> Task details
Go through the listing beneath this task and return every line that carries the string "ffffff".

> Figure data in JSON

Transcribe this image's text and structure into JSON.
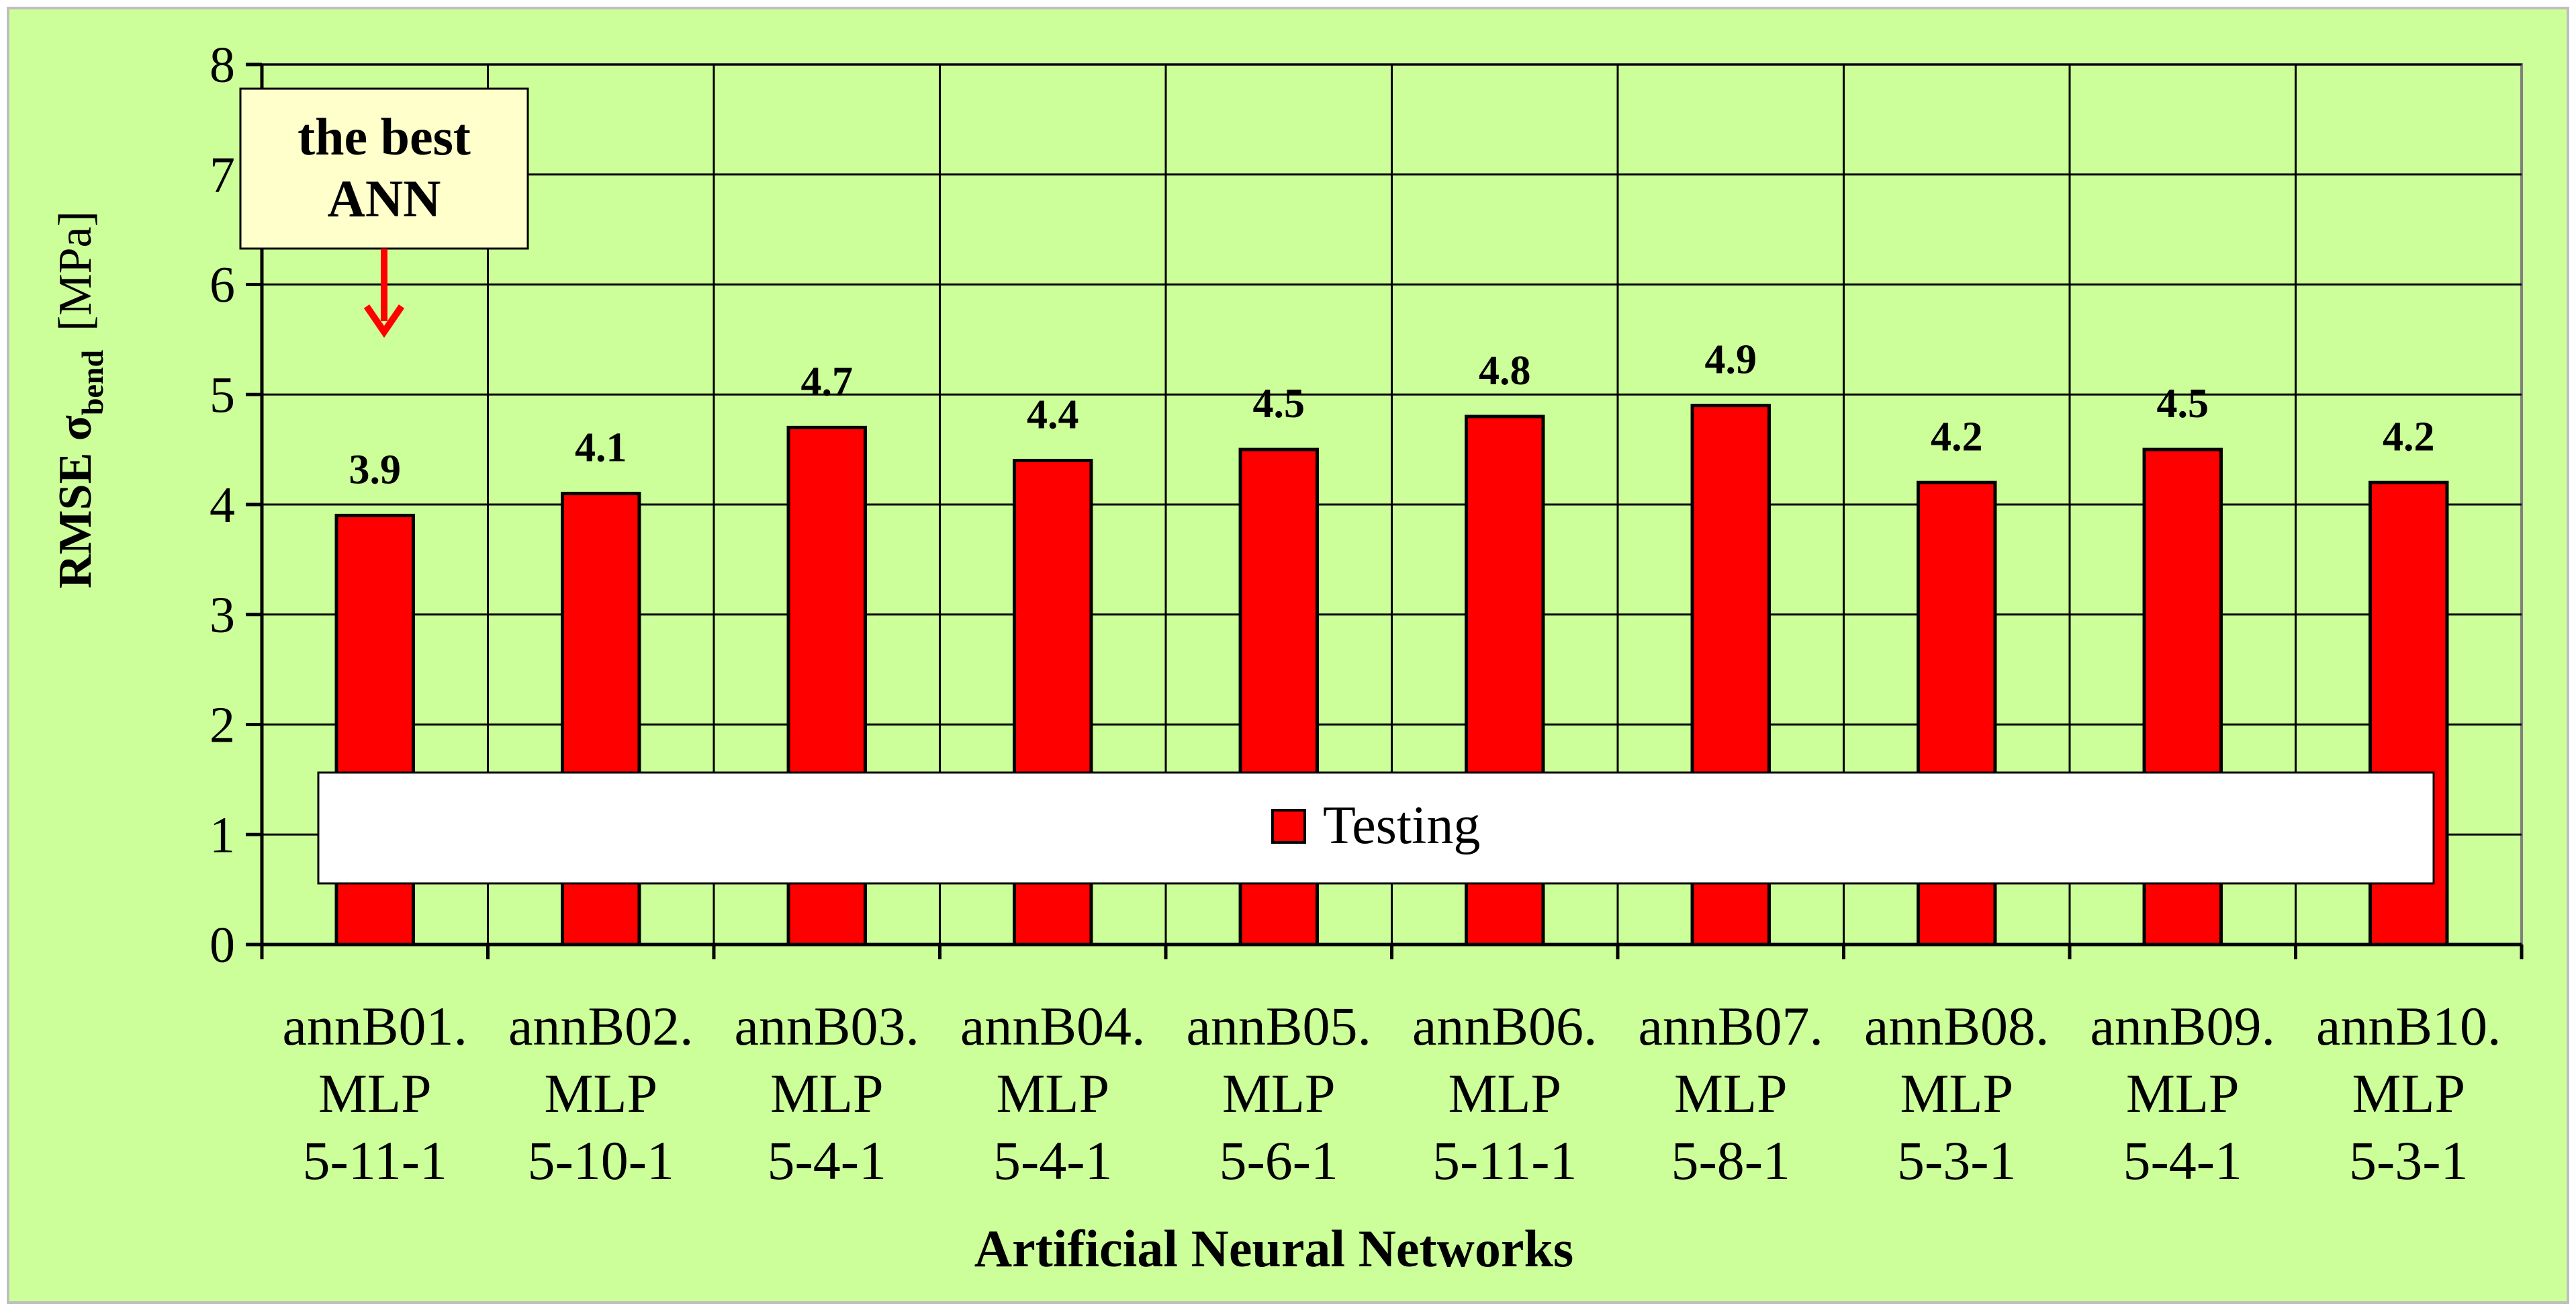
{
  "chart_data": {
    "type": "bar",
    "categories": [
      [
        "annB01.",
        "MLP",
        "5-11-1"
      ],
      [
        "annB02.",
        "MLP",
        "5-10-1"
      ],
      [
        "annB03.",
        "MLP",
        "5-4-1"
      ],
      [
        "annB04.",
        "MLP",
        "5-4-1"
      ],
      [
        "annB05.",
        "MLP",
        "5-6-1"
      ],
      [
        "annB06.",
        "MLP",
        "5-11-1"
      ],
      [
        "annB07.",
        "MLP",
        "5-8-1"
      ],
      [
        "annB08.",
        "MLP",
        "5-3-1"
      ],
      [
        "annB09.",
        "MLP",
        "5-4-1"
      ],
      [
        "annB10.",
        "MLP",
        "5-3-1"
      ]
    ],
    "series": [
      {
        "name": "Testing",
        "values": [
          3.9,
          4.1,
          4.7,
          4.4,
          4.5,
          4.8,
          4.9,
          4.2,
          4.5,
          4.2
        ],
        "labels": [
          "3.9",
          "4.1",
          "4.7",
          "4.4",
          "4.5",
          "4.8",
          "4.9",
          "4.2",
          "4.5",
          "4.2"
        ],
        "color": "#ff0000"
      }
    ],
    "ylabel": {
      "main": "RMSE σ",
      "subscript": "bend",
      "unit": "[MPa]"
    },
    "xlabel": "Artificial Neural Networks",
    "ylim": [
      0,
      8
    ],
    "yticks": [
      "0",
      "1",
      "2",
      "3",
      "4",
      "5",
      "6",
      "7",
      "8"
    ],
    "grid": true,
    "legend_placement": "bottom-center",
    "annotation": {
      "lines": [
        "the best",
        "ANN"
      ],
      "target_category_index": 0,
      "arrow_color": "#ff0000"
    },
    "colors": {
      "plot_background": "#ccff99",
      "page_background": "#ffffff",
      "grid": "#000000",
      "callout_fill": "#ffffcc",
      "legend_fill": "#ffffff"
    }
  }
}
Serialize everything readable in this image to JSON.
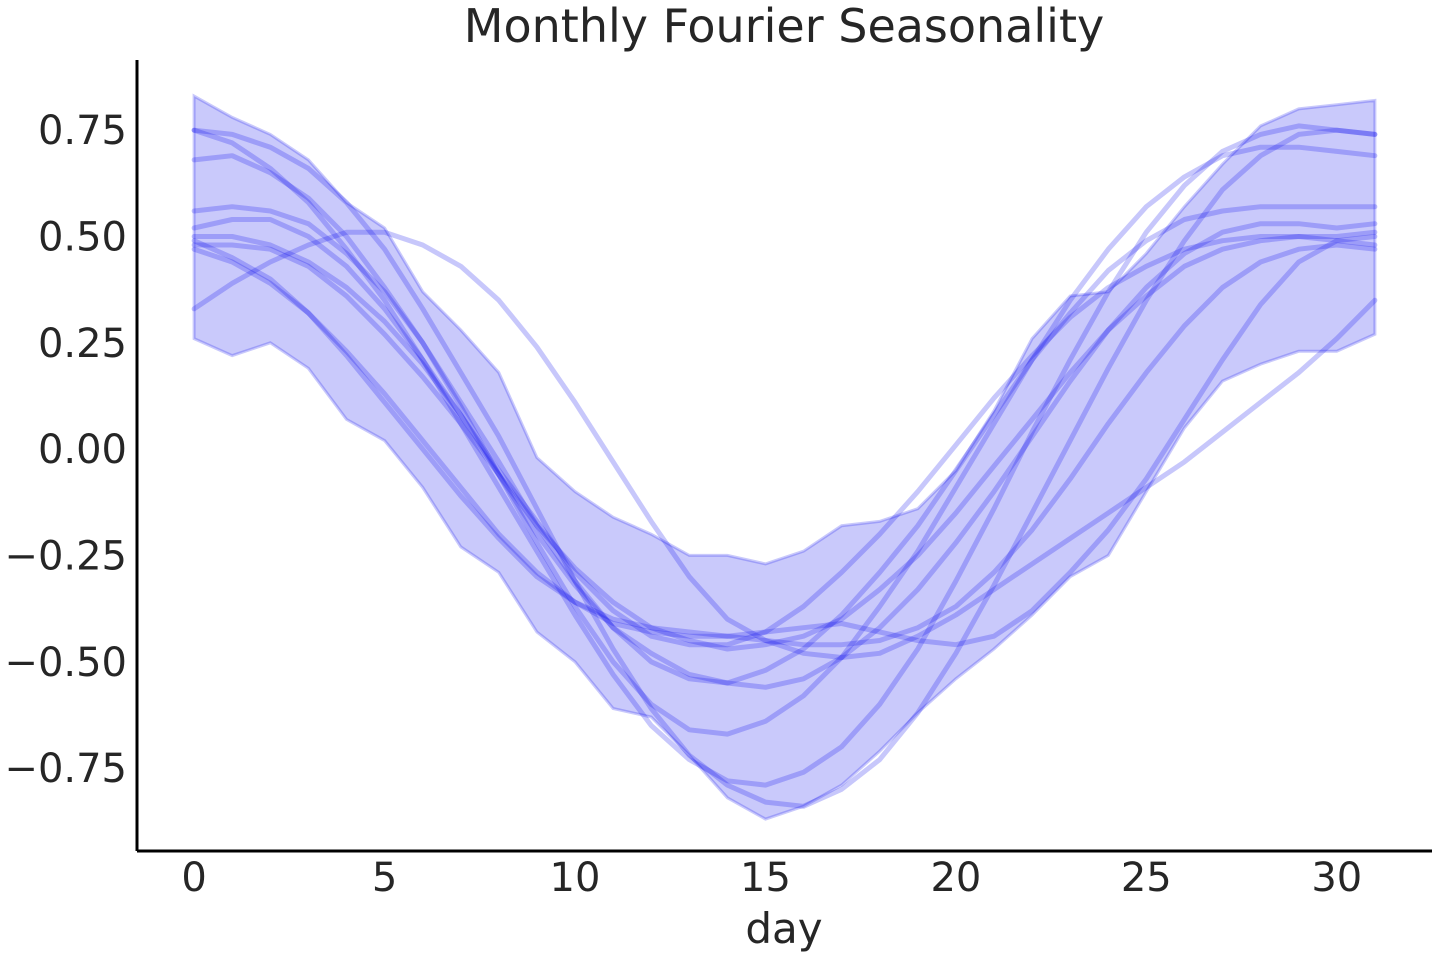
{
  "chart_data": {
    "type": "line",
    "title": "Monthly Fourier Seasonality",
    "xlabel": "day",
    "ylabel": "",
    "xlim": [
      -1.5,
      32.5
    ],
    "ylim": [
      -0.945,
      0.915
    ],
    "grid": false,
    "legend": "none",
    "x_ticks": [
      0,
      5,
      10,
      15,
      20,
      25,
      30
    ],
    "x_tick_labels": [
      "0",
      "5",
      "10",
      "15",
      "20",
      "25",
      "30"
    ],
    "y_ticks": [
      0.75,
      0.5,
      0.25,
      0.0,
      -0.25,
      -0.5,
      -0.75
    ],
    "y_tick_labels": [
      "0.75",
      "0.50",
      "0.25",
      "0.00",
      "−0.25",
      "−0.50",
      "−0.75"
    ],
    "colors": {
      "series": "#0000ee",
      "text": "#262626",
      "axis": "#000000"
    },
    "band": {
      "x": [
        0,
        1,
        2,
        3,
        4,
        5,
        6,
        7,
        8,
        9,
        10,
        11,
        12,
        13,
        14,
        15,
        16,
        17,
        18,
        19,
        20,
        21,
        22,
        23,
        24,
        25,
        26,
        27,
        28,
        29,
        30,
        31
      ],
      "upper": [
        0.83,
        0.78,
        0.74,
        0.68,
        0.58,
        0.52,
        0.37,
        0.28,
        0.18,
        -0.02,
        -0.1,
        -0.16,
        -0.2,
        -0.25,
        -0.25,
        -0.27,
        -0.24,
        -0.18,
        -0.17,
        -0.14,
        -0.05,
        0.09,
        0.26,
        0.36,
        0.37,
        0.46,
        0.57,
        0.67,
        0.76,
        0.8,
        0.81,
        0.82
      ],
      "lower": [
        0.26,
        0.22,
        0.25,
        0.19,
        0.07,
        0.02,
        -0.09,
        -0.23,
        -0.29,
        -0.43,
        -0.5,
        -0.61,
        -0.63,
        -0.72,
        -0.82,
        -0.87,
        -0.84,
        -0.79,
        -0.71,
        -0.62,
        -0.54,
        -0.47,
        -0.39,
        -0.3,
        -0.25,
        -0.1,
        0.05,
        0.16,
        0.2,
        0.23,
        0.23,
        0.27
      ]
    },
    "x": [
      0,
      1,
      2,
      3,
      4,
      5,
      6,
      7,
      8,
      9,
      10,
      11,
      12,
      13,
      14,
      15,
      16,
      17,
      18,
      19,
      20,
      21,
      22,
      23,
      24,
      25,
      26,
      27,
      28,
      29,
      30,
      31
    ],
    "series": [
      {
        "values": [
          0.75,
          0.74,
          0.71,
          0.66,
          0.58,
          0.47,
          0.33,
          0.18,
          0.03,
          -0.14,
          -0.31,
          -0.47,
          -0.61,
          -0.72,
          -0.79,
          -0.83,
          -0.84,
          -0.8,
          -0.73,
          -0.62,
          -0.48,
          -0.32,
          -0.15,
          0.02,
          0.19,
          0.35,
          0.49,
          0.61,
          0.69,
          0.74,
          0.75,
          0.74
        ]
      },
      {
        "values": [
          0.75,
          0.72,
          0.66,
          0.58,
          0.47,
          0.35,
          0.21,
          0.06,
          -0.09,
          -0.24,
          -0.39,
          -0.53,
          -0.65,
          -0.73,
          -0.78,
          -0.79,
          -0.76,
          -0.7,
          -0.6,
          -0.47,
          -0.31,
          -0.14,
          0.04,
          0.21,
          0.37,
          0.51,
          0.62,
          0.7,
          0.74,
          0.76,
          0.75,
          0.74
        ]
      },
      {
        "values": [
          0.68,
          0.69,
          0.65,
          0.59,
          0.5,
          0.38,
          0.25,
          0.1,
          -0.06,
          -0.22,
          -0.37,
          -0.5,
          -0.6,
          -0.66,
          -0.67,
          -0.64,
          -0.58,
          -0.49,
          -0.37,
          -0.24,
          -0.09,
          0.06,
          0.21,
          0.35,
          0.47,
          0.57,
          0.64,
          0.69,
          0.71,
          0.71,
          0.7,
          0.69
        ]
      },
      {
        "values": [
          0.56,
          0.57,
          0.56,
          0.53,
          0.46,
          0.37,
          0.25,
          0.11,
          -0.03,
          -0.18,
          -0.31,
          -0.42,
          -0.5,
          -0.54,
          -0.55,
          -0.52,
          -0.47,
          -0.39,
          -0.29,
          -0.18,
          -0.05,
          0.08,
          0.21,
          0.32,
          0.42,
          0.49,
          0.54,
          0.56,
          0.57,
          0.57,
          0.57,
          0.57
        ]
      },
      {
        "values": [
          0.52,
          0.54,
          0.54,
          0.5,
          0.43,
          0.33,
          0.21,
          0.08,
          -0.06,
          -0.2,
          -0.32,
          -0.42,
          -0.48,
          -0.53,
          -0.55,
          -0.56,
          -0.54,
          -0.49,
          -0.42,
          -0.33,
          -0.22,
          -0.1,
          0.03,
          0.16,
          0.28,
          0.38,
          0.46,
          0.51,
          0.53,
          0.53,
          0.52,
          0.53
        ]
      },
      {
        "values": [
          0.5,
          0.5,
          0.48,
          0.44,
          0.38,
          0.3,
          0.2,
          0.08,
          -0.05,
          -0.17,
          -0.29,
          -0.38,
          -0.44,
          -0.46,
          -0.46,
          -0.43,
          -0.37,
          -0.29,
          -0.2,
          -0.1,
          0.01,
          0.12,
          0.22,
          0.31,
          0.38,
          0.43,
          0.47,
          0.49,
          0.5,
          0.5,
          0.5,
          0.51
        ]
      },
      {
        "values": [
          0.48,
          0.48,
          0.47,
          0.43,
          0.36,
          0.27,
          0.17,
          0.06,
          -0.06,
          -0.18,
          -0.28,
          -0.36,
          -0.42,
          -0.45,
          -0.47,
          -0.46,
          -0.44,
          -0.4,
          -0.33,
          -0.25,
          -0.15,
          -0.04,
          0.07,
          0.18,
          0.28,
          0.36,
          0.43,
          0.47,
          0.49,
          0.5,
          0.49,
          0.48
        ]
      },
      {
        "values": [
          0.49,
          0.45,
          0.4,
          0.32,
          0.22,
          0.11,
          0.0,
          -0.11,
          -0.21,
          -0.3,
          -0.36,
          -0.4,
          -0.42,
          -0.43,
          -0.44,
          -0.45,
          -0.46,
          -0.46,
          -0.45,
          -0.42,
          -0.37,
          -0.29,
          -0.19,
          -0.07,
          0.06,
          0.18,
          0.29,
          0.38,
          0.44,
          0.47,
          0.48,
          0.47
        ]
      },
      {
        "values": [
          0.47,
          0.44,
          0.39,
          0.32,
          0.23,
          0.13,
          0.02,
          -0.09,
          -0.2,
          -0.29,
          -0.36,
          -0.41,
          -0.43,
          -0.44,
          -0.44,
          -0.43,
          -0.42,
          -0.41,
          -0.43,
          -0.45,
          -0.46,
          -0.44,
          -0.38,
          -0.29,
          -0.19,
          -0.07,
          0.07,
          0.21,
          0.34,
          0.44,
          0.49,
          0.5
        ]
      },
      {
        "values": [
          0.33,
          0.39,
          0.44,
          0.48,
          0.51,
          0.51,
          0.48,
          0.43,
          0.35,
          0.24,
          0.11,
          -0.03,
          -0.17,
          -0.3,
          -0.4,
          -0.45,
          -0.48,
          -0.49,
          -0.48,
          -0.44,
          -0.39,
          -0.33,
          -0.27,
          -0.21,
          -0.15,
          -0.09,
          -0.03,
          0.04,
          0.11,
          0.18,
          0.26,
          0.35
        ]
      }
    ]
  }
}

> Result of the exercise
      "page_background": "#ffffff",
      "legend_fill": "#ffffff"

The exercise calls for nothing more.